-- begin The input --
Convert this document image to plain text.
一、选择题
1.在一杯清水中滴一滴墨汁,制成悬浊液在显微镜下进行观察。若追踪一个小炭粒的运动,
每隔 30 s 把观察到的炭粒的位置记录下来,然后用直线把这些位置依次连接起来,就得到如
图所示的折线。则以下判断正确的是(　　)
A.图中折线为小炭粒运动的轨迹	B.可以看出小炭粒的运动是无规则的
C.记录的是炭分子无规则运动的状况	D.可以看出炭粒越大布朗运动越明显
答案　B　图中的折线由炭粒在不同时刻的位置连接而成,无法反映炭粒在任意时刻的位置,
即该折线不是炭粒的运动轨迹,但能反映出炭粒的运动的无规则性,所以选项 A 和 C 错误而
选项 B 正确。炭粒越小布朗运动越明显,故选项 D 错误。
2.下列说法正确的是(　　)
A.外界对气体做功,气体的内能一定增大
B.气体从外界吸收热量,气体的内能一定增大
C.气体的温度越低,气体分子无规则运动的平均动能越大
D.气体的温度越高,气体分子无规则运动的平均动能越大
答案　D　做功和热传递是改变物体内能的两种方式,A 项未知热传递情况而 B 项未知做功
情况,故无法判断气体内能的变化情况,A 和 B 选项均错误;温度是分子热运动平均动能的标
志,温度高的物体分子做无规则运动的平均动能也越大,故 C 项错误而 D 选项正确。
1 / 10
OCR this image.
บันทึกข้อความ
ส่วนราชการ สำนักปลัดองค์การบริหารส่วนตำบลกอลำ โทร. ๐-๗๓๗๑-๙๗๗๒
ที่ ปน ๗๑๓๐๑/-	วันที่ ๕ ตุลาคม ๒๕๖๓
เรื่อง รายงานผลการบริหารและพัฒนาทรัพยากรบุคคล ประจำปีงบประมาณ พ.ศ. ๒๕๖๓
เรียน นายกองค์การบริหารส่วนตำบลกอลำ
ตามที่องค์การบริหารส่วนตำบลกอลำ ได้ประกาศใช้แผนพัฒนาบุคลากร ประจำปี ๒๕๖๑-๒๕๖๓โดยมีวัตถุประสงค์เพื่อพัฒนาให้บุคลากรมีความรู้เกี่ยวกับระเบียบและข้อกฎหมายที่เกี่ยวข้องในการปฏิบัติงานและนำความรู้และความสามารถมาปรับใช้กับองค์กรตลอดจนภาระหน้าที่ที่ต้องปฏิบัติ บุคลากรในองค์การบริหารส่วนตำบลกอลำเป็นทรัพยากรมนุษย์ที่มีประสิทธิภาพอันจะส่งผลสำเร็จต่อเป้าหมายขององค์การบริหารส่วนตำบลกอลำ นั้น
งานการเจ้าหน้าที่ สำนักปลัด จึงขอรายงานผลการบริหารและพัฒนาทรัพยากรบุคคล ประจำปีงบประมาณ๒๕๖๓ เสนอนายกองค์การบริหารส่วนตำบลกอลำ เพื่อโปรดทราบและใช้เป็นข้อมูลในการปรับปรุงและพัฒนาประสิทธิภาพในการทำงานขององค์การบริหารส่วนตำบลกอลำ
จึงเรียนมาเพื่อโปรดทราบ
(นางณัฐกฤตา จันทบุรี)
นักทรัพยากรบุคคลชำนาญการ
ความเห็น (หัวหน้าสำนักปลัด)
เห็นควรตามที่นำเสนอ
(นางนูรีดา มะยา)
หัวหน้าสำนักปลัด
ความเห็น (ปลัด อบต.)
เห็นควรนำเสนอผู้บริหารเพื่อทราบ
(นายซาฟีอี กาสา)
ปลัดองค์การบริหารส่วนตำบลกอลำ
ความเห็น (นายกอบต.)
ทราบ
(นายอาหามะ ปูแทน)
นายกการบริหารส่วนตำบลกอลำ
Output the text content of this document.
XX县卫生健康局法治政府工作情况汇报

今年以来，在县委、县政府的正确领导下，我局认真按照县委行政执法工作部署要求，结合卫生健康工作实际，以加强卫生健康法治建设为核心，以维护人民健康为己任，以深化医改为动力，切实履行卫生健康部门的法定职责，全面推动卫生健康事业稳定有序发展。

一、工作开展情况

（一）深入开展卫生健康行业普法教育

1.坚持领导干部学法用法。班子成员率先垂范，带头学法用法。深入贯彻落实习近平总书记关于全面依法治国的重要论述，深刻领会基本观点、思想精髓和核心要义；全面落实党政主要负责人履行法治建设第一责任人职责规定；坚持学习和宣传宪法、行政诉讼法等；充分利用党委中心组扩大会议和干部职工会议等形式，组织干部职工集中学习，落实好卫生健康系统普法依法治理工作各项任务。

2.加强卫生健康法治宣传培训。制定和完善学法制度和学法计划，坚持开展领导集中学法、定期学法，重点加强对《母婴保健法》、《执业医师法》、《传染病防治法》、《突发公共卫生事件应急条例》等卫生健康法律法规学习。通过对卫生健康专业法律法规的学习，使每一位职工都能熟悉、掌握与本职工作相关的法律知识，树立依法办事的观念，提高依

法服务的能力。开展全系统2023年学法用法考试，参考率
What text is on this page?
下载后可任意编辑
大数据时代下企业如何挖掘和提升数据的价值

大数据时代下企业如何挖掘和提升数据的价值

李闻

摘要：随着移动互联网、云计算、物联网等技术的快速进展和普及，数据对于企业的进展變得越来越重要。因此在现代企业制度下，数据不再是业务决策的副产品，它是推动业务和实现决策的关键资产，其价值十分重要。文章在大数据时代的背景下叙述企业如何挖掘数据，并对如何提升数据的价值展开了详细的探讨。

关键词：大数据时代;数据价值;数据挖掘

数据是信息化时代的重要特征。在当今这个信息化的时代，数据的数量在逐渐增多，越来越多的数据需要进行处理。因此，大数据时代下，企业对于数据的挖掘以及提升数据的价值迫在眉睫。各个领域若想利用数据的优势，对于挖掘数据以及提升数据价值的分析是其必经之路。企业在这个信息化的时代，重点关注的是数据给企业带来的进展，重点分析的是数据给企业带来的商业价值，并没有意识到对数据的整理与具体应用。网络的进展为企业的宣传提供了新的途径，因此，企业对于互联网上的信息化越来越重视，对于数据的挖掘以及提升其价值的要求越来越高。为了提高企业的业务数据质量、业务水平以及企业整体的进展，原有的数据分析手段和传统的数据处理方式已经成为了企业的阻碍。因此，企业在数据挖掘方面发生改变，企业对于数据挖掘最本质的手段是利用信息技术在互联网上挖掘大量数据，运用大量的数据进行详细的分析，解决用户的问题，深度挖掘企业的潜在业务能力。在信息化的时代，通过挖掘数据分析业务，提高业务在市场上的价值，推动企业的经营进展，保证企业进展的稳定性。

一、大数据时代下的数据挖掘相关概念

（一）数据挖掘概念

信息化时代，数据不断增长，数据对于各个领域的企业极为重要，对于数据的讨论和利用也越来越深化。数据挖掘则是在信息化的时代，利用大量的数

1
-- end The input --
◆ **Instructions to follow**
Reproduce each line of the material above precisely.

◆ **Answer to the task**
Convert this document image to plain text.
一、选择题
1.在一杯清水中滴一滴墨汁,制成悬浊液在显微镜下进行观察。若追踪一个小炭粒的运动,
每隔 30 s 把观察到的炭粒的位置记录下来,然后用直线把这些位置依次连接起来,就得到如
图所示的折线。则以下判断正确的是(　　)
A.图中折线为小炭粒运动的轨迹	B.可以看出小炭粒的运动是无规则的
C.记录的是炭分子无规则运动的状况	D.可以看出炭粒越大布朗运动越明显
答案　B　图中的折线由炭粒在不同时刻的位置连接而成,无法反映炭粒在任意时刻的位置,
即该折线不是炭粒的运动轨迹,但能反映出炭粒的运动的无规则性,所以选项 A 和 C 错误而
选项 B 正确。炭粒越小布朗运动越明显,故选项 D 错误。
2.下列说法正确的是(　　)
A.外界对气体做功,气体的内能一定增大
B.气体从外界吸收热量,气体的内能一定增大
C.气体的温度越低,气体分子无规则运动的平均动能越大
D.气体的温度越高,气体分子无规则运动的平均动能越大
答案　D　做功和热传递是改变物体内能的两种方式,A 项未知热传递情况而 B 项未知做功
情况,故无法判断气体内能的变化情况,A 和 B 选项均错误;温度是分子热运动平均动能的标
志,温度高的物体分子做无规则运动的平均动能也越大,故 C 项错误而 D 选项正确。
1 / 10
OCR this image.
บันทึกข้อความ
ส่วนราชการ สำนักปลัดองค์การบริหารส่วนตำบลกอลำ โทร. ๐-๗๓๗๑-๙๗๗๒
ที่ ปน ๗๑๓๐๑/-	วันที่ ๕ ตุลาคม ๒๕๖๓
เรื่อง รายงานผลการบริหารและพัฒนาทรัพยากรบุคคล ประจำปีงบประมาณ พ.ศ. ๒๕๖๓
เรียน นายกองค์การบริหารส่วนตำบลกอลำ
ตามที่องค์การบริหารส่วนตำบลกอลำ ได้ประกาศใช้แผนพัฒนาบุคลากร ประจำปี ๒๕๖๑-๒๕๖๓โดยมีวัตถุประสงค์เพื่อพัฒนาให้บุคลากรมีความรู้เกี่ยวกับระเบียบและข้อกฎหมายที่เกี่ยวข้องในการปฏิบัติงานและนำความรู้และความสามารถมาปรับใช้กับองค์กรตลอดจนภาระหน้าที่ที่ต้องปฏิบัติ บุคลากรในองค์การบริหารส่วนตำบลกอลำเป็นทรัพยากรมนุษย์ที่มีประสิทธิภาพอันจะส่งผลสำเร็จต่อเป้าหมายขององค์การบริหารส่วนตำบลกอลำ นั้น
งานการเจ้าหน้าที่ สำนักปลัด จึงขอรายงานผลการบริหารและพัฒนาทรัพยากรบุคคล ประจำปีงบประมาณ๒๕๖๓ เสนอนายกองค์การบริหารส่วนตำบลกอลำ เพื่อโปรดทราบและใช้เป็นข้อมูลในการปรับปรุงและพัฒนาประสิทธิภาพในการทำงานขององค์การบริหารส่วนตำบลกอลำ
จึงเรียนมาเพื่อโปรดทราบ
(นางณัฐกฤตา จันทบุรี)
นักทรัพยากรบุคคลชำนาญการ
ความเห็น (หัวหน้าสำนักปลัด)
เห็นควรตามที่นำเสนอ
(นางนูรีดา มะยา)
หัวหน้าสำนักปลัด
ความเห็น (ปลัด อบต.)
เห็นควรนำเสนอผู้บริหารเพื่อทราบ
(นายซาฟีอี กาสา)
ปลัดองค์การบริหารส่วนตำบลกอลำ
ความเห็น (นายกอบต.)
ทราบ
(นายอาหามะ ปูแทน)
นายกการบริหารส่วนตำบลกอลำ
Output the text content of this document.
XX县卫生健康局法治政府工作情况汇报

今年以来，在县委、县政府的正确领导下，我局认真按照县委行政执法工作部署要求，结合卫生健康工作实际，以加强卫生健康法治建设为核心，以维护人民健康为己任，以深化医改为动力，切实履行卫生健康部门的法定职责，全面推动卫生健康事业稳定有序发展。

一、工作开展情况

（一）深入开展卫生健康行业普法教育

1.坚持领导干部学法用法。班子成员率先垂范，带头学法用法。深入贯彻落实习近平总书记关于全面依法治国的重要论述，深刻领会基本观点、思想精髓和核心要义；全面落实党政主要负责人履行法治建设第一责任人职责规定；坚持学习和宣传宪法、行政诉讼法等；充分利用党委中心组扩大会议和干部职工会议等形式，组织干部职工集中学习，落实好卫生健康系统普法依法治理工作各项任务。

2.加强卫生健康法治宣传培训。制定和完善学法制度和学法计划，坚持开展领导集中学法、定期学法，重点加强对《母婴保健法》、《执业医师法》、《传染病防治法》、《突发公共卫生事件应急条例》等卫生健康法律法规学习。通过对卫生健康专业法律法规的学习，使每一位职工都能熟悉、掌握与本职工作相关的法律知识，树立依法办事的观念，提高依

法服务的能力。开展全系统2023年学法用法考试，参考率
What text is on this page?
下载后可任意编辑
大数据时代下企业如何挖掘和提升数据的价值

大数据时代下企业如何挖掘和提升数据的价值

李闻

摘要：随着移动互联网、云计算、物联网等技术的快速进展和普及，数据对于企业的进展變得越来越重要。因此在现代企业制度下，数据不再是业务决策的副产品，它是推动业务和实现决策的关键资产，其价值十分重要。文章在大数据时代的背景下叙述企业如何挖掘数据，并对如何提升数据的价值展开了详细的探讨。

关键词：大数据时代;数据价值;数据挖掘

数据是信息化时代的重要特征。在当今这个信息化的时代，数据的数量在逐渐增多，越来越多的数据需要进行处理。因此，大数据时代下，企业对于数据的挖掘以及提升数据的价值迫在眉睫。各个领域若想利用数据的优势，对于挖掘数据以及提升数据价值的分析是其必经之路。企业在这个信息化的时代，重点关注的是数据给企业带来的进展，重点分析的是数据给企业带来的商业价值，并没有意识到对数据的整理与具体应用。网络的进展为企业的宣传提供了新的途径，因此，企业对于互联网上的信息化越来越重视，对于数据的挖掘以及提升其价值的要求越来越高。为了提高企业的业务数据质量、业务水平以及企业整体的进展，原有的数据分析手段和传统的数据处理方式已经成为了企业的阻碍。因此，企业在数据挖掘方面发生改变，企业对于数据挖掘最本质的手段是利用信息技术在互联网上挖掘大量数据，运用大量的数据进行详细的分析，解决用户的问题，深度挖掘企业的潜在业务能力。在信息化的时代，通过挖掘数据分析业务，提高业务在市场上的价值，推动企业的经营进展，保证企业进展的稳定性。

一、大数据时代下的数据挖掘相关概念

（一）数据挖掘概念

信息化时代，数据不断增长，数据对于各个领域的企业极为重要，对于数据的讨论和利用也越来越深化。数据挖掘则是在信息化的时代，利用大量的数

1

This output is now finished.